Read through the data and report every line in which the word "corps" occurs.

(Rows from a dataset)
++++++++
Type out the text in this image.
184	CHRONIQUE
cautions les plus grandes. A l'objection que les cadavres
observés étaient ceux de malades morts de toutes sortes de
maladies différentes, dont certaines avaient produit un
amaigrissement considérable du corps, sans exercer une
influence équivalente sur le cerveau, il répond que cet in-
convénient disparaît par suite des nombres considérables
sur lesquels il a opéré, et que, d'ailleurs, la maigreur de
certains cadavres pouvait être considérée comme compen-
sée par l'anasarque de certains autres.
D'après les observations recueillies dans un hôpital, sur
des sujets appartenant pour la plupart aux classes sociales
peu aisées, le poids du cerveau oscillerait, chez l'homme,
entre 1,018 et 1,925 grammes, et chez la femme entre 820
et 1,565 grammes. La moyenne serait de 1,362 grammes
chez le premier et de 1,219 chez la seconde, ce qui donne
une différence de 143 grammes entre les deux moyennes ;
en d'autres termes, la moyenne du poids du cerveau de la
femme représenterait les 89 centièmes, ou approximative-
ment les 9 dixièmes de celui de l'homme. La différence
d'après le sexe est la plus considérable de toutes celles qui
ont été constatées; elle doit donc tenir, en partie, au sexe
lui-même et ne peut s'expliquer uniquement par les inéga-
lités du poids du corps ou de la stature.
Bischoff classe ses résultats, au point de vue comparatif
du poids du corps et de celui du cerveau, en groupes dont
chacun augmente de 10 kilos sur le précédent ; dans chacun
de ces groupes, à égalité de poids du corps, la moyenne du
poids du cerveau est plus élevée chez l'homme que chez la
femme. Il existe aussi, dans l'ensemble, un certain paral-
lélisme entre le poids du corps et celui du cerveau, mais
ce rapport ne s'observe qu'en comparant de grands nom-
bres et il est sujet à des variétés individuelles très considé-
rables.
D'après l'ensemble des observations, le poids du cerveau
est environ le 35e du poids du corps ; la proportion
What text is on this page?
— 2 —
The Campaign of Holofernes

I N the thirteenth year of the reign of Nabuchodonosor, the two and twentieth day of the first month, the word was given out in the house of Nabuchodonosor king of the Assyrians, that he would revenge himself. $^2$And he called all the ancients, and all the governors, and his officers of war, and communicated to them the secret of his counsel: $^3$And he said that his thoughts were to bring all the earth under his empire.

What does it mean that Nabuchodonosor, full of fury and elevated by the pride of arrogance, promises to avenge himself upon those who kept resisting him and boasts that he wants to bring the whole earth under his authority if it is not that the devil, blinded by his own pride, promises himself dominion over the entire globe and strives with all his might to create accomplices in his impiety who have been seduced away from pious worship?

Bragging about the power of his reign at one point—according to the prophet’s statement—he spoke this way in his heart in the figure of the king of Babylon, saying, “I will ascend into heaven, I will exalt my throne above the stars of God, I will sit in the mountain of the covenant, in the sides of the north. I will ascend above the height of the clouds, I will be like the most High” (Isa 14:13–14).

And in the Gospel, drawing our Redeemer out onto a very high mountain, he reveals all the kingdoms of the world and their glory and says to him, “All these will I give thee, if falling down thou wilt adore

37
++++++++
■ **Solution for this exercise**
amaigrissement considérable du corps, sans exercer une
lités du poids du corps ou de la stature.
du poids du corps et de celui du cerveau, en groupes dont
de ces groupes, à égalité de poids du corps, la moyenne du
lélisme entre le poids du corps et celui du cerveau, mais
est environ le 35e du poids du corps ; la proportion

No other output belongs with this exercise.